**SHORT EXERCISE**
Below is a listing; copy all of it exactly.

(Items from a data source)
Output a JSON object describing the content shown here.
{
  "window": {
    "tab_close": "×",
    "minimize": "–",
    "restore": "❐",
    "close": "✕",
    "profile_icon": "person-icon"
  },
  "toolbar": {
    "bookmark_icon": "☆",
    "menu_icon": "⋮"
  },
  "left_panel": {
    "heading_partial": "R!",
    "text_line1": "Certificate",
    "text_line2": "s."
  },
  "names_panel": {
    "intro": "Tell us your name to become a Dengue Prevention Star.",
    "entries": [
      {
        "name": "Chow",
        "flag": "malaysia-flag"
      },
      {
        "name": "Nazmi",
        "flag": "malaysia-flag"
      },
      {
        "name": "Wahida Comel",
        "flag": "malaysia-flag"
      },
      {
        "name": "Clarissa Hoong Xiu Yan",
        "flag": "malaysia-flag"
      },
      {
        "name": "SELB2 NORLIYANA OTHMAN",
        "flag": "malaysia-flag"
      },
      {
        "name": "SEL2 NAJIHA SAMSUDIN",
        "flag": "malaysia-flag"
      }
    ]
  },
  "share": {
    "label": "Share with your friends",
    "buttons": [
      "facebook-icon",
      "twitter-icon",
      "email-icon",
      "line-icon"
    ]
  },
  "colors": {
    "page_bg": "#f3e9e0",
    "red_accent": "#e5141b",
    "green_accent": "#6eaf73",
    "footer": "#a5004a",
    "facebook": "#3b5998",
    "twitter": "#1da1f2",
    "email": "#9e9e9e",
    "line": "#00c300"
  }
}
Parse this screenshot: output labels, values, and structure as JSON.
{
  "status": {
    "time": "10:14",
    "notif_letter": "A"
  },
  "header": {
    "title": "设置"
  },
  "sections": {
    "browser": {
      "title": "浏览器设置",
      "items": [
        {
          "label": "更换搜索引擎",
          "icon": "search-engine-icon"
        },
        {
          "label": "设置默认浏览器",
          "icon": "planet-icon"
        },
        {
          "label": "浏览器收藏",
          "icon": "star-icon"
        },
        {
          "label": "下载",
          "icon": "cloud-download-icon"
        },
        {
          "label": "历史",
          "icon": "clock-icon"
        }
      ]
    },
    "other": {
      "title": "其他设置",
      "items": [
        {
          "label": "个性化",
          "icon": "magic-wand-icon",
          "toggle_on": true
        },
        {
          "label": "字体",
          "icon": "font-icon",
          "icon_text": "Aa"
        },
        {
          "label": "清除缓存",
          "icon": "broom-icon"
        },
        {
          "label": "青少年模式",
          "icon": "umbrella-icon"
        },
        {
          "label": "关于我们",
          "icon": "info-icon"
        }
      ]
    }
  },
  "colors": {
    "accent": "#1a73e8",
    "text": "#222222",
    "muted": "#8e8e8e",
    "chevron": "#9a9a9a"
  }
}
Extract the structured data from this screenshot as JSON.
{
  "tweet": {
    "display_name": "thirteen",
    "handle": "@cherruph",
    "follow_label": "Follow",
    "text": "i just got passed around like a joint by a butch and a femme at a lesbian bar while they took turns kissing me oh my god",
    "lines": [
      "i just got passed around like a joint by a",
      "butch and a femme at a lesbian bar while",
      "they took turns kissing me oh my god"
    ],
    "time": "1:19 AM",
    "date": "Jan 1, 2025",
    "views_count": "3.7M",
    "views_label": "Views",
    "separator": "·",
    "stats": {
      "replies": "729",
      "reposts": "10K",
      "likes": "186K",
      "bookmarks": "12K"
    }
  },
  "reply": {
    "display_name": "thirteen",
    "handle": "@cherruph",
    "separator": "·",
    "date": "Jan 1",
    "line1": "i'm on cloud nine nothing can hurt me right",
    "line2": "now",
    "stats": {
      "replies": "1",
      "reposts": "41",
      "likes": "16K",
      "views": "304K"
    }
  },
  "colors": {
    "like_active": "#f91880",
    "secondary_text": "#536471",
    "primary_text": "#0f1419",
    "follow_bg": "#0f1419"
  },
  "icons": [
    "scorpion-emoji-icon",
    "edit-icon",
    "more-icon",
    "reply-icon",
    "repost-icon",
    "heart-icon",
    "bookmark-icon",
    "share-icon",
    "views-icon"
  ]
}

**COMPLETED EXERCISE**
Output a JSON object describing the content shown here.
{
  "window": {
    "tab_close": "×",
    "minimize": "–",
    "restore": "❐",
    "close": "✕",
    "profile_icon": "person-icon"
  },
  "toolbar": {
    "bookmark_icon": "☆",
    "menu_icon": "⋮"
  },
  "left_panel": {
    "heading_partial": "R!",
    "text_line1": "Certificate",
    "text_line2": "s."
  },
  "names_panel": {
    "intro": "Tell us your name to become a Dengue Prevention Star.",
    "entries": [
      {
        "name": "Chow",
        "flag": "malaysia-flag"
      },
      {
        "name": "Nazmi",
        "flag": "malaysia-flag"
      },
      {
        "name": "Wahida Comel",
        "flag": "malaysia-flag"
      },
      {
        "name": "Clarissa Hoong Xiu Yan",
        "flag": "malaysia-flag"
      },
      {
        "name": "SELB2 NORLIYANA OTHMAN",
        "flag": "malaysia-flag"
      },
      {
        "name": "SEL2 NAJIHA SAMSUDIN",
        "flag": "malaysia-flag"
      }
    ]
  },
  "share": {
    "label": "Share with your friends",
    "buttons": [
      "facebook-icon",
      "twitter-icon",
      "email-icon",
      "line-icon"
    ]
  },
  "colors": {
    "page_bg": "#f3e9e0",
    "red_accent": "#e5141b",
    "green_accent": "#6eaf73",
    "footer": "#a5004a",
    "facebook": "#3b5998",
    "twitter": "#1da1f2",
    "email": "#9e9e9e",
    "line": "#00c300"
  }
}
Parse this screenshot: output labels, values, and structure as JSON.
{
  "status": {
    "time": "10:14",
    "notif_letter": "A"
  },
  "header": {
    "title": "设置"
  },
  "sections": {
    "browser": {
      "title": "浏览器设置",
      "items": [
        {
          "label": "更换搜索引擎",
          "icon": "search-engine-icon"
        },
        {
          "label": "设置默认浏览器",
          "icon": "planet-icon"
        },
        {
          "label": "浏览器收藏",
          "icon": "star-icon"
        },
        {
          "label": "下载",
          "icon": "cloud-download-icon"
        },
        {
          "label": "历史",
          "icon": "clock-icon"
        }
      ]
    },
    "other": {
      "title": "其他设置",
      "items": [
        {
          "label": "个性化",
          "icon": "magic-wand-icon",
          "toggle_on": true
        },
        {
          "label": "字体",
          "icon": "font-icon",
          "icon_text": "Aa"
        },
        {
          "label": "清除缓存",
          "icon": "broom-icon"
        },
        {
          "label": "青少年模式",
          "icon": "umbrella-icon"
        },
        {
          "label": "关于我们",
          "icon": "info-icon"
        }
      ]
    }
  },
  "colors": {
    "accent": "#1a73e8",
    "text": "#222222",
    "muted": "#8e8e8e",
    "chevron": "#9a9a9a"
  }
}
Extract the structured data from this screenshot as JSON.
{
  "tweet": {
    "display_name": "thirteen",
    "handle": "@cherruph",
    "follow_label": "Follow",
    "text": "i just got passed around like a joint by a butch and a femme at a lesbian bar while they took turns kissing me oh my god",
    "lines": [
      "i just got passed around like a joint by a",
      "butch and a femme at a lesbian bar while",
      "they took turns kissing me oh my god"
    ],
    "time": "1:19 AM",
    "date": "Jan 1, 2025",
    "views_count": "3.7M",
    "views_label": "Views",
    "separator": "·",
    "stats": {
      "replies": "729",
      "reposts": "10K",
      "likes": "186K",
      "bookmarks": "12K"
    }
  },
  "reply": {
    "display_name": "thirteen",
    "handle": "@cherruph",
    "separator": "·",
    "date": "Jan 1",
    "line1": "i'm on cloud nine nothing can hurt me right",
    "line2": "now",
    "stats": {
      "replies": "1",
      "reposts": "41",
      "likes": "16K",
      "views": "304K"
    }
  },
  "colors": {
    "like_active": "#f91880",
    "secondary_text": "#536471",
    "primary_text": "#0f1419",
    "follow_bg": "#0f1419"
  },
  "icons": [
    "scorpion-emoji-icon",
    "edit-icon",
    "more-icon",
    "reply-icon",
    "repost-icon",
    "heart-icon",
    "bookmark-icon",
    "share-icon",
    "views-icon"
  ]
}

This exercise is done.